** Excerpt **
++++++++++

Is Trump Making a Big Mistake on Trade?

Commentary by Steve Lewit, MA Economics

Every action has a reaction. The reaction to Trumps trade policy has caused a reaction in the markets here, and overseas as China begins to retaliate. Volatility in the market was on the rise before Trump’s tariff decision. Now, it’s off the charts; China has done nothing but sit on the sidelines throughout all of Trump’s commentary about their trade policies. Today they’ve moved from the sidelines onto the playing field. Where will this take us? Is this policy a mistake?

Before we go any further, I want every reader to understand that this is NOT a politically motivated commentary.  Frankly, I wish success for every President, for the benefit of each one of us and for our nation.  I’m hoping this commentary will give you some insight and understanding as to what is now happening economically and in the stock markets, so you can settle your emotions and make better financial decisions in the future.

Let’s start with a fundamental understanding of what trade means.  When people or countries trade with each other, there is always a perceived win for both parties once the trade is completed. Trade does not happen if it’s a win-lose transaction. Why? Because trade is a voluntary action. You voluntarily give something away, to get something back. It’s no different for countries.

For example, Americans bought $506 billion worth of goods and services from China in 2017 and China bought $130 billion worth of goods and services from the United States.  Americans got what they wanted and the Chinese got what they wanted.  Both parties win. The ideas that we lose because we buy more from China than what China buys from us is not entirely correct. The proposition Trump tweeted, (see below) demonstrates a basic misunderstanding of how and why trade works. The question is, will that misunderstanding create more problems that it solves?

“When a country (USA) is losing many billions of dollars on trade with virtually every country it does business with, trade wars are good, and easy to win. Example, when we are down $100 billion with a certain country and they get cute, don’t trade anymore-we win big. It’s easy!”   5:50 AM – Mar 2, 2018 – President Donald Trump: Tweet.

++++++++++

** Source material **
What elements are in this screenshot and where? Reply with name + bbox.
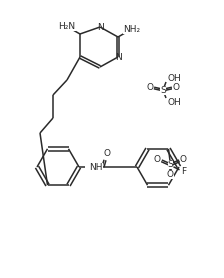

++++++++++

** Set of tasks **
a – From the trade commentary, output the passage from "Is Trump Making" up to and including "policy a mistake?".
b – Answer these questions from the trade commentary:
(i) What was the value of the goods and services Americans bought from China in 2017?
(ii) What reason does the commentary give for trade not happening as a win-lose transaction?
(iii) At what time and on what date was the quoted tweet posted?

** Answers for the exercise **
a –
Is Trump Making a Big Mistake on Trade?

Commentary by Steve Lewit, MA Economics

Every action has a reaction. The reaction to Trumps trade policy has caused a reaction in the markets here, and overseas as China begins to retaliate. Volatility in the market was on the rise before Trump’s tariff decision. Now, it’s off the charts; China has done nothing but sit on the sidelines throughout all of Trump’s commentary about their trade policies. Today they’ve moved from the sidelines onto the playing field. Where will this take us? Is this policy a mistake?

b –
(i) $506 billion
(ii) Trade is a voluntary action.
(iii) 5:50 AM on Mar 2, 2018